- **Task to complete**
Search the listing for "partition" and copy every line where it appears.

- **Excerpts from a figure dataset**
################
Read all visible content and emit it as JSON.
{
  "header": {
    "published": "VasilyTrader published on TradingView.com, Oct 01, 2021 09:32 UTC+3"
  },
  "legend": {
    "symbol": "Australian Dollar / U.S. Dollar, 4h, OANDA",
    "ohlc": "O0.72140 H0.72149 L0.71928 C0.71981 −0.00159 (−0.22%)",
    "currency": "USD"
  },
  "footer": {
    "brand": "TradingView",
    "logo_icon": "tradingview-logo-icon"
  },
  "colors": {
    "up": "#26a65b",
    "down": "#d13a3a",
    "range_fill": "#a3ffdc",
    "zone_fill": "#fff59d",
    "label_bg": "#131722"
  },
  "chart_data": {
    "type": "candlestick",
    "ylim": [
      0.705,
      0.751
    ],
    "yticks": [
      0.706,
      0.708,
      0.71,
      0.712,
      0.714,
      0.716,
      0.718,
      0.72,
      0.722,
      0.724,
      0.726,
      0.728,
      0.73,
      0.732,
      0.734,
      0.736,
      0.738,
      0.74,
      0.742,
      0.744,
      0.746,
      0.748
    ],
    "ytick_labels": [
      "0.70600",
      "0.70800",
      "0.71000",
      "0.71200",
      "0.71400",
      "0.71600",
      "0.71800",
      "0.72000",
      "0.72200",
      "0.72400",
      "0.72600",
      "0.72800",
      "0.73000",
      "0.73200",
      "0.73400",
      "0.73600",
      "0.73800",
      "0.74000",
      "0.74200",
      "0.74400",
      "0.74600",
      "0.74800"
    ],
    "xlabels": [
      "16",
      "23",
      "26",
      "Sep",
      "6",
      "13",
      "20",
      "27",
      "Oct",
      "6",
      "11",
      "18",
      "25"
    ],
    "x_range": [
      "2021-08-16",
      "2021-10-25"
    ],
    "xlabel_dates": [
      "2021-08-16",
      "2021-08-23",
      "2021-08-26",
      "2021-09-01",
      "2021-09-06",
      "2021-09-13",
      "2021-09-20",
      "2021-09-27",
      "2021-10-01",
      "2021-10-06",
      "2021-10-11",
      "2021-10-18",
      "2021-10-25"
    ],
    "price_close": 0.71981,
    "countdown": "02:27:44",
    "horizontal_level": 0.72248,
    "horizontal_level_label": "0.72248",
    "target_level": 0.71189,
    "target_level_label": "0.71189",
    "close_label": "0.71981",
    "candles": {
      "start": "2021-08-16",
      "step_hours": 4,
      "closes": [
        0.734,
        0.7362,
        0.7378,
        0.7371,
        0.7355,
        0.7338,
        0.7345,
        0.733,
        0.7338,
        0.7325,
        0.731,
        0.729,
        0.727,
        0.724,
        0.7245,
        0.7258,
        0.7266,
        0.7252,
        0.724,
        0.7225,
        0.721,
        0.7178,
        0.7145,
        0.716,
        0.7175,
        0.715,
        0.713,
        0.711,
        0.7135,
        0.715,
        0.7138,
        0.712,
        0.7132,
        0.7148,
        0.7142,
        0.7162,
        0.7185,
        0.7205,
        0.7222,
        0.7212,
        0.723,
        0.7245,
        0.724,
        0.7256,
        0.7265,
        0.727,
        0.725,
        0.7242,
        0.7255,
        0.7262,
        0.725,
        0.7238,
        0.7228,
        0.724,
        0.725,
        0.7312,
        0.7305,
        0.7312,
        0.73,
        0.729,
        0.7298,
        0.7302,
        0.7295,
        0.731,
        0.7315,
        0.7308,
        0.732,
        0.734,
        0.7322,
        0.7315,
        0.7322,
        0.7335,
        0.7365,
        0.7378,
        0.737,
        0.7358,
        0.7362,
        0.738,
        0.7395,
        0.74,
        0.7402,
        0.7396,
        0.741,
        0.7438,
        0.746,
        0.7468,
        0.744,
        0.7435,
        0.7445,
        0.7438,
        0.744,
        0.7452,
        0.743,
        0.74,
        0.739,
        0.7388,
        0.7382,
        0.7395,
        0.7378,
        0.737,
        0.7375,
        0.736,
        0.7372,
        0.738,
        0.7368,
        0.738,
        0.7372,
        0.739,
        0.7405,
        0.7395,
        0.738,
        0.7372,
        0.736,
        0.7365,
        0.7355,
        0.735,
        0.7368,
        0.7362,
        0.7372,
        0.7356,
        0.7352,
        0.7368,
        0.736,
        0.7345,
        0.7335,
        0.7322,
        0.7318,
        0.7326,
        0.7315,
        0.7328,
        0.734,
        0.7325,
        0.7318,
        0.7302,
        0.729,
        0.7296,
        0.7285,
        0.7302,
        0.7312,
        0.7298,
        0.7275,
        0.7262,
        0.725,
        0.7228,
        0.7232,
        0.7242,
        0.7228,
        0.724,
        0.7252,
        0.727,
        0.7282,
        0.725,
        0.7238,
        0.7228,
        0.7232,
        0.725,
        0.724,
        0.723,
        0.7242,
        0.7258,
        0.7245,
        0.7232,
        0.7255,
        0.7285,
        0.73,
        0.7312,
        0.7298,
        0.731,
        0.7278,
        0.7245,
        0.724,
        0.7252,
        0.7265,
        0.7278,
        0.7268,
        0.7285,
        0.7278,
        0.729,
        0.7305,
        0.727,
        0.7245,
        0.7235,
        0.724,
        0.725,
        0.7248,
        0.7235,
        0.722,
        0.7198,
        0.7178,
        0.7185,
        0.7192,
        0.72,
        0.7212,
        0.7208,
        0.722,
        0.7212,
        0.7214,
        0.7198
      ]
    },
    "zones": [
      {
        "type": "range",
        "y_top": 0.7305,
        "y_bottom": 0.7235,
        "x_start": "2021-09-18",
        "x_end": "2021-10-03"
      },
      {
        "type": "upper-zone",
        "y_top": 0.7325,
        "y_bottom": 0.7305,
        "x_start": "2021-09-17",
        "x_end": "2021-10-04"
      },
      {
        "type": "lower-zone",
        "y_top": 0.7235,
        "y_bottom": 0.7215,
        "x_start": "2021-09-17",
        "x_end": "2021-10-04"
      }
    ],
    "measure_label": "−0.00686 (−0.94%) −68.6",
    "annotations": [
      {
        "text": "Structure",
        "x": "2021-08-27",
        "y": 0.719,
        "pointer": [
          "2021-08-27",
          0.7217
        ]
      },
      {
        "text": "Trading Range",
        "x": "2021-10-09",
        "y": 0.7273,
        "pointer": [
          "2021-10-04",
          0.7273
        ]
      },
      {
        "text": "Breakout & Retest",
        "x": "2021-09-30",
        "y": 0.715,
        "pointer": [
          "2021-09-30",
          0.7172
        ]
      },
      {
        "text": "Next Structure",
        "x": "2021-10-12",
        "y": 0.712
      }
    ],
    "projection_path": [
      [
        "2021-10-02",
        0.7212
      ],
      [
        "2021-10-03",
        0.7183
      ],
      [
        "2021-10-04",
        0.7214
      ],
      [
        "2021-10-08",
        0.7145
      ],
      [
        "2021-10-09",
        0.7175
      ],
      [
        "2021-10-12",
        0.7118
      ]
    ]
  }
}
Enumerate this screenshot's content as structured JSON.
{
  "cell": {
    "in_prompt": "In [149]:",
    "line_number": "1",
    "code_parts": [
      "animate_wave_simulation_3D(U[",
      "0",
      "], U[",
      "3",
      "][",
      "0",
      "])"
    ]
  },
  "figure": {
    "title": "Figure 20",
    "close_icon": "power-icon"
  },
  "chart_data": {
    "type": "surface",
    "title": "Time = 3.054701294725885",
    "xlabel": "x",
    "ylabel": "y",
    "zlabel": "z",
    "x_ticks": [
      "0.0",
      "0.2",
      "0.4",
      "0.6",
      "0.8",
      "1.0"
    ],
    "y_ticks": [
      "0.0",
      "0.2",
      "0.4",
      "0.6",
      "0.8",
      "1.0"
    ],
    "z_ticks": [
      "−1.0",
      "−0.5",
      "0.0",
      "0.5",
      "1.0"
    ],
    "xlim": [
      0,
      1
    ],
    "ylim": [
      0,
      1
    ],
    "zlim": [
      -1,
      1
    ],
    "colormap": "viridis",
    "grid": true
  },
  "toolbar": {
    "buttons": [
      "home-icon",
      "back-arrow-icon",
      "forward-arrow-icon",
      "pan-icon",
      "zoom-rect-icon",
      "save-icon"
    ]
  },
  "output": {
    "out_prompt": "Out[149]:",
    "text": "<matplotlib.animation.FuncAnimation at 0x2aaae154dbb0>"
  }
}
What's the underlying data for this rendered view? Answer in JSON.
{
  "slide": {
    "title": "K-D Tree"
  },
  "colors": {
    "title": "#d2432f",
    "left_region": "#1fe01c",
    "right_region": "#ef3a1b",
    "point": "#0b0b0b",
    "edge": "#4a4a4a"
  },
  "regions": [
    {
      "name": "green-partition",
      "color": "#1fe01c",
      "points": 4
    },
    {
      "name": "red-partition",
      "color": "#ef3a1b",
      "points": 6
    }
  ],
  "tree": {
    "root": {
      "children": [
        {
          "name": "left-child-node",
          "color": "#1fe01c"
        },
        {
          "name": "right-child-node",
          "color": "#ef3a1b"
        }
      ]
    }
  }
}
################
- **Task solution**
      "name": "green-partition",
      "name": "red-partition",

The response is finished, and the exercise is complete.